■ **EXERCISE**
Pull out every line of the records that contains the string "BITSTAMP", matching case exactly.

■ **INPUT FOR THIS TASK**
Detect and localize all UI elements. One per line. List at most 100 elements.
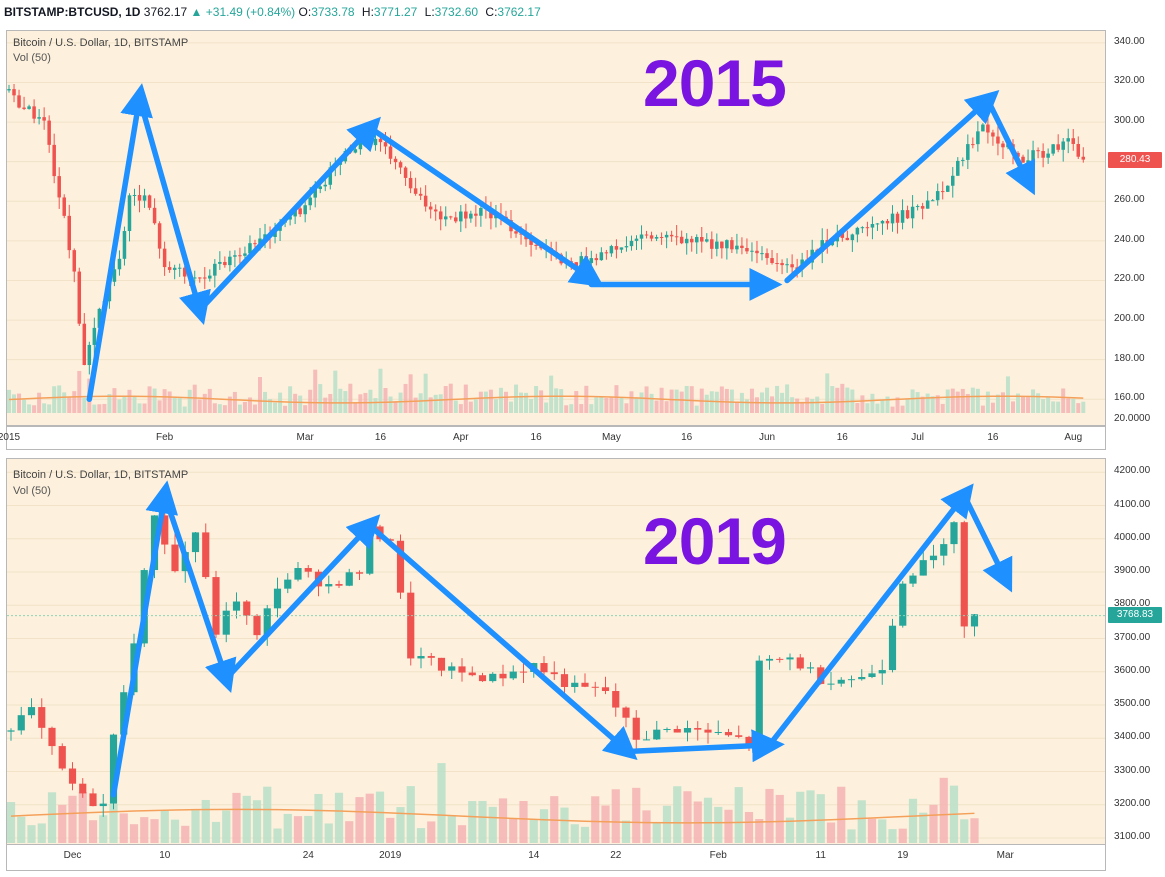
candle-down xyxy=(238,247,242,264)
volume-bar xyxy=(468,401,473,413)
candle-body xyxy=(1051,144,1055,154)
volume-bar xyxy=(826,822,836,843)
candle-up xyxy=(489,672,497,683)
volume-bar xyxy=(202,393,207,413)
candle-body xyxy=(398,162,403,168)
volume-bar xyxy=(62,392,67,413)
volume-bar xyxy=(662,805,672,843)
candle-body xyxy=(654,237,659,239)
x-tick-label: 10 xyxy=(159,850,171,861)
volume-bar xyxy=(689,386,694,413)
volume-bar xyxy=(915,392,920,413)
volume-bar xyxy=(47,404,52,413)
volume-bar xyxy=(288,386,293,413)
candle-up xyxy=(951,167,955,198)
candle-up xyxy=(443,206,448,227)
volume-bar xyxy=(806,790,815,843)
candle-body xyxy=(323,184,328,187)
volume-bar xyxy=(980,405,985,413)
last-price-tag: 3768.83 xyxy=(1108,606,1162,623)
candle-up xyxy=(1031,140,1035,167)
volume-bar xyxy=(795,398,800,413)
candle-body xyxy=(550,672,558,675)
candle-body xyxy=(705,239,709,242)
volume-bar xyxy=(222,810,231,843)
candle-down xyxy=(540,656,548,675)
candle-body xyxy=(940,191,945,193)
candle-down xyxy=(1036,147,1040,159)
volume-bar xyxy=(192,384,197,413)
volume-bar xyxy=(860,395,865,413)
candle-down xyxy=(335,580,343,589)
symbol-label[interactable]: BITSTAMP:BTCUSD, 1D xyxy=(4,5,141,19)
volume-bar xyxy=(554,388,559,413)
candle-down xyxy=(223,256,227,268)
volume-bar xyxy=(97,404,102,413)
candle-down xyxy=(167,261,172,273)
candle-body xyxy=(308,197,312,206)
candle-body xyxy=(489,209,493,219)
candle-body xyxy=(253,615,261,636)
candle-body xyxy=(366,526,374,574)
volume-bar xyxy=(830,386,835,413)
volume-bar xyxy=(940,403,945,413)
candle-up xyxy=(860,226,865,234)
candle-body xyxy=(417,656,425,659)
volume-bar xyxy=(17,816,26,843)
candle-down xyxy=(48,726,56,755)
time-axis-2019[interactable]: Dec 10 24 2019 14 22 Feb 11 19 Mar xyxy=(6,845,1106,871)
candle-down xyxy=(845,230,850,241)
volume-bar xyxy=(102,403,107,413)
price-axis-2015[interactable]: 340.00320.00300.00280.00260.00240.00220.… xyxy=(1106,30,1165,426)
candle-body xyxy=(970,614,979,627)
time-axis-2015[interactable]: 2015 Feb Mar 16 Apr 16 May 16 Jun 16 Jul 16 Aug xyxy=(0,426,1106,450)
volume-bar xyxy=(386,817,395,843)
volume-bar xyxy=(147,386,152,413)
volume-bar xyxy=(257,376,263,413)
volume-bar xyxy=(119,813,128,843)
candle-up xyxy=(208,269,212,282)
x-tick-label: Feb xyxy=(155,432,174,443)
volume-bar xyxy=(438,394,443,413)
volume-bar xyxy=(890,406,895,413)
candle-up xyxy=(469,210,473,223)
volume-bar xyxy=(1056,401,1061,413)
open-value: 3733.78 xyxy=(311,5,355,19)
candle-up xyxy=(684,233,689,255)
volume-bar xyxy=(714,806,723,843)
candle-down xyxy=(398,160,403,175)
candle-down xyxy=(991,129,995,146)
volume-bar xyxy=(919,812,928,843)
volume-ma-line xyxy=(10,808,975,824)
y-tick-label: 3600.00 xyxy=(1114,664,1151,676)
candle-up xyxy=(878,659,886,685)
candle-body xyxy=(7,89,11,91)
candle-down xyxy=(632,710,640,749)
volume-bar xyxy=(519,392,524,413)
volume-bar xyxy=(785,384,790,413)
candle-body xyxy=(413,188,418,194)
x-tick-label: 11 xyxy=(815,850,826,861)
volume-bar xyxy=(965,393,970,413)
candle-body xyxy=(534,244,538,246)
chart-panel-2015[interactable]: Bitcoin / U.S. Dollar, 1D, BITSTAMP Vol … xyxy=(6,30,1106,426)
candle-body xyxy=(58,746,66,769)
candle-body xyxy=(448,666,456,671)
candle-up xyxy=(509,665,517,681)
candle-up xyxy=(981,123,985,132)
candle-body xyxy=(622,707,630,718)
volume-bar xyxy=(900,405,905,413)
volume-bar xyxy=(1036,393,1041,413)
candle-body xyxy=(880,220,885,224)
chart-panel-2019[interactable]: Bitcoin / U.S. Dollar, 1D, BITSTAMP Vol … xyxy=(6,458,1106,845)
candle-body xyxy=(218,261,222,264)
candle-body xyxy=(418,193,423,196)
price-axis-2019[interactable]: 4200.00 4100.00 4000.00 3900.00 3800.00 3700.… xyxy=(1106,458,1165,845)
candle-down xyxy=(52,133,56,184)
candle-body xyxy=(68,768,77,784)
volume-bar xyxy=(12,394,17,413)
candle-up xyxy=(629,235,634,251)
candle-body xyxy=(423,195,428,207)
candle-body xyxy=(929,555,938,561)
candle-up xyxy=(417,647,425,669)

■ **WRITTEN RESPONSE**
symbol-label[interactable]: BITSTAMP:BTCUSD, 1D xyxy=(4,5,141,19)
chart-panel-2015[interactable]: Bitcoin / U.S. Dollar, 1D, BITSTAMP Vol … xyxy=(6,30,1106,426)
chart-panel-2019[interactable]: Bitcoin / U.S. Dollar, 1D, BITSTAMP Vol … xyxy=(6,458,1106,845)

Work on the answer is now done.